→ **課題内容 A**: 下にある機能性ヨーグルトの解説文のうち、「様々な種類がありますが、自分に合う商品をどのように選べばいいのでしょうか。」で始まり「トクホは、最終製品を用いた臨床試験や国の個別審査が必須になります。」に至るまでの部分を、一字も変えずにもう一度示してもらえますか。
→ **課題内容 B**: 下の機能性ヨーグルトの解説文を、最後の文のあとから書き進めてもらえますか。

近年の乳酸品売り場には、これまでの定番だったお腹の調子を整える以外にも様々な機能性を謳う乳酸菌・ビフィズス菌入りのヨーグルトや飲料商品が増えています。
様々な種類がありますが、自分に合う商品をどのように選べばいいのでしょうか。
機能性ヨーグルトと乳酸菌飲料について見ていきたいと思います。
目次
トクホと機能性表示食品の違いは?
ヨーグルトや乳酸菌飲料で内臓脂肪を減らすなど機能性が記されている商品は、基本的にトクホと機能性表示食品になります。
機能性表示食品は、事業者が先行研究などを基に科学的根拠を届け出さえすれば、機能性を表示できます。
トクホは、最終製品を用いた臨床試験や国の個別審査が必須になります。
機能性表示食品は、トクホと比べて科学的根拠の信憑性がまちまちになります。
認可に最終製品を用いたヒトでの臨床試験が必須のトクホに対して臨床試験なしで表示が認められている機能性表示食品は、判断が難しいということをまずは知っておきましょう。

→ **データセット**:
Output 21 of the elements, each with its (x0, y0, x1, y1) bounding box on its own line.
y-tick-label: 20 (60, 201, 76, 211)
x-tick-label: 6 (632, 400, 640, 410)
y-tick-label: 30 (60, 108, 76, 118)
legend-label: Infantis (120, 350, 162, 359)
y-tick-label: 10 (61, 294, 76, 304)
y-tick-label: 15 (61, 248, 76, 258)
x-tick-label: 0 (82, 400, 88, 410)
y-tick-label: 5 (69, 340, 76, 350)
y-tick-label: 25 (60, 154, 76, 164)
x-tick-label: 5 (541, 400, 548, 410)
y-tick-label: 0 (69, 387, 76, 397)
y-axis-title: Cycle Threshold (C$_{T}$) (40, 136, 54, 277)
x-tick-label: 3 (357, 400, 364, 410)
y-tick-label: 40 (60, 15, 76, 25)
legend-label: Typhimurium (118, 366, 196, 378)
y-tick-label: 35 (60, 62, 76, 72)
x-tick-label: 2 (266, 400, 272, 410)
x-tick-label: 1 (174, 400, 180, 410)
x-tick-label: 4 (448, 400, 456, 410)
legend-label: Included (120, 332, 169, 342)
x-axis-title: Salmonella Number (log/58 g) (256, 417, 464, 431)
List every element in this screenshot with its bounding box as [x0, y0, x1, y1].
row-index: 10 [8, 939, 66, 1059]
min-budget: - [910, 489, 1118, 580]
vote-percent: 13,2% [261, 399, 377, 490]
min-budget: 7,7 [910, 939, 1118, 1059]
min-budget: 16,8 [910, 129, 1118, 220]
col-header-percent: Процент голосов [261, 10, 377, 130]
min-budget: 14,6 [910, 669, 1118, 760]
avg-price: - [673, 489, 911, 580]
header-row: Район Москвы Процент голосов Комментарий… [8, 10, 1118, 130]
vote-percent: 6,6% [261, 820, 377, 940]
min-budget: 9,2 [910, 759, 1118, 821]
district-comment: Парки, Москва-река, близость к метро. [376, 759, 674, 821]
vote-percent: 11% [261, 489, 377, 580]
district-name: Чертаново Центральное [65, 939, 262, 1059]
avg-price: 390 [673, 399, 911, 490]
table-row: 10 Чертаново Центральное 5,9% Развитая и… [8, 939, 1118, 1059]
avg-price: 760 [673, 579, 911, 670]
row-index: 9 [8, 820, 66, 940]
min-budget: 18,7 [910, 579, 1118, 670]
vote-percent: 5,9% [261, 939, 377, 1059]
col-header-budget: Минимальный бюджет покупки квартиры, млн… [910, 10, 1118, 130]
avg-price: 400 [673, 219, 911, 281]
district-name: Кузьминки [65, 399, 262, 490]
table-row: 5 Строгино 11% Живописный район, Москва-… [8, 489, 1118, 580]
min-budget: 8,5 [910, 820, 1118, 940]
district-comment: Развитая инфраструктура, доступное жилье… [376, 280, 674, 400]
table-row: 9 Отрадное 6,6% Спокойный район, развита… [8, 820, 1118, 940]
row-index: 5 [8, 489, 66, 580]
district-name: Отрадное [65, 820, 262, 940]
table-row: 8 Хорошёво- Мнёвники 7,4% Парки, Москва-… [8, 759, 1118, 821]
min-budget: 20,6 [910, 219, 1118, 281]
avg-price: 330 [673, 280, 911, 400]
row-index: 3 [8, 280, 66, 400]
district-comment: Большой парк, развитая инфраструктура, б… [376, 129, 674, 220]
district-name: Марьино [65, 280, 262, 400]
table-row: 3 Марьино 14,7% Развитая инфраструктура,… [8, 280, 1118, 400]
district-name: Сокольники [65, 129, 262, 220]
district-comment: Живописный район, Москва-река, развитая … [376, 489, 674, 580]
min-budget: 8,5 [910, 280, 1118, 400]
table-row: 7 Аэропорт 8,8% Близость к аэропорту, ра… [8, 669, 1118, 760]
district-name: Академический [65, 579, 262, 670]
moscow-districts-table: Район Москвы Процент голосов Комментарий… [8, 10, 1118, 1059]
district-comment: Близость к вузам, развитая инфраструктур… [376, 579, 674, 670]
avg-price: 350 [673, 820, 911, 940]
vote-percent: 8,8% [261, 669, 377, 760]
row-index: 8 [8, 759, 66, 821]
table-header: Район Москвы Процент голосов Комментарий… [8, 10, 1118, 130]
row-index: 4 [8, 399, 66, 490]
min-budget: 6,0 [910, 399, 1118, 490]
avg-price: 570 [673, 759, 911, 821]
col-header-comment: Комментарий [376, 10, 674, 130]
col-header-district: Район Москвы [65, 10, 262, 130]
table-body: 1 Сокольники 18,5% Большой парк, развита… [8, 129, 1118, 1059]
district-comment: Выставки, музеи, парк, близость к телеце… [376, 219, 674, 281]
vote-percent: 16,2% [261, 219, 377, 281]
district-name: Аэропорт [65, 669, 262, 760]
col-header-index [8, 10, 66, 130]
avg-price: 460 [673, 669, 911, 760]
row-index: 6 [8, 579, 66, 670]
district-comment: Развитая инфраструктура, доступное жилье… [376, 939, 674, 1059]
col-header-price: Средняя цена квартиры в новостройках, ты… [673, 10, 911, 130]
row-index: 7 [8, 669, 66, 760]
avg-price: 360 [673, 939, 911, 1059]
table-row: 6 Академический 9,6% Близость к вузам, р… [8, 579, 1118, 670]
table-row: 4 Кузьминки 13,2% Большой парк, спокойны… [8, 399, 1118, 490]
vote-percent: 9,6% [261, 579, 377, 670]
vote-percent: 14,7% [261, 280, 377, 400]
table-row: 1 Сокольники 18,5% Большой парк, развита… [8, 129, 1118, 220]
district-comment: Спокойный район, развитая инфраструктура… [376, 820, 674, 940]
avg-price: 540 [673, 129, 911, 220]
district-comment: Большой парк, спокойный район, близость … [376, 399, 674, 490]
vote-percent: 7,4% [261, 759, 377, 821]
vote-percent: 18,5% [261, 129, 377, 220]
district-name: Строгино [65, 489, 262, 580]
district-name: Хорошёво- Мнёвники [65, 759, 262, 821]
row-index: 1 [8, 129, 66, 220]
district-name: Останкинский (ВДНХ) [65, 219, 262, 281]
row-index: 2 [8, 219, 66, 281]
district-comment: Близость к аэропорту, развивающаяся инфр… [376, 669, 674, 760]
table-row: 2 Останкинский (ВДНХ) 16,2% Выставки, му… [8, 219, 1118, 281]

→ **出力結果 A**:
様々な種類がありますが、自分に合う商品をどのように選べばいいのでしょうか。
機能性ヨーグルトと乳酸菌飲料について見ていきたいと思います。
目次
トクホと機能性表示食品の違いは?
ヨーグルトや乳酸菌飲料で内臓脂肪を減らすなど機能性が記されている商品は、基本的にトクホと機能性表示食品になります。
機能性表示食品は、事業者が先行研究などを基に科学的根拠を届け出さえすれば、機能性を表示できます。
トクホは、最終製品を用いた臨床試験や国の個別審査が必須になります。

→ **出力結果 B**:
ですが、トクホでも必ずしも信頼できるわけでもないかと思います。
機能性表示食品よりもトクホのほうがまだ信頼できるという程度です。
トクホ(特定保健用食品)
安全性や有効性について国の審査あり
最終製品を用いたヒトでの臨床試験が必須
消費者庁の許可マークあり
機能性表示食品
企業が責任を負い科学的根拠を消費者庁に届け出る
研究レビューのみで届け出ができる
許可マークなし
自分に合うヨーグルトや乳酸菌飲料を探そう
様々な商品がありますが、まずは自分がヨーグルトや乳酸菌飲料に求める機能性を選んでみましょう。
機能性表示食品の科学的根拠についての評価は難しいです。
最終商品を用いたヒトでの臨床試験を行っているのか、研究レビューで参照している研究の数や質は十分なのかを比較して納得する商品を探してみると良いかと思います。
腸内細菌に詳しい京都府立医科大学教授の内藤裕二氏によれば「科学的根拠が妥当な商品であっても効果は腸内細菌のバランスや状態に影響される。その個人差が大きいので大前提としてトクホや機能性表示食品を薬のような感覚で選ぶことはできない」と言います。
まずは、自分が求める機能で選んで2週間程度試してみましょう。
求めている効果を得られるかどうかは食生活の傾向などで個人差が大きい腸内細菌のバランスに影響されます。
万人に合う商品はありません。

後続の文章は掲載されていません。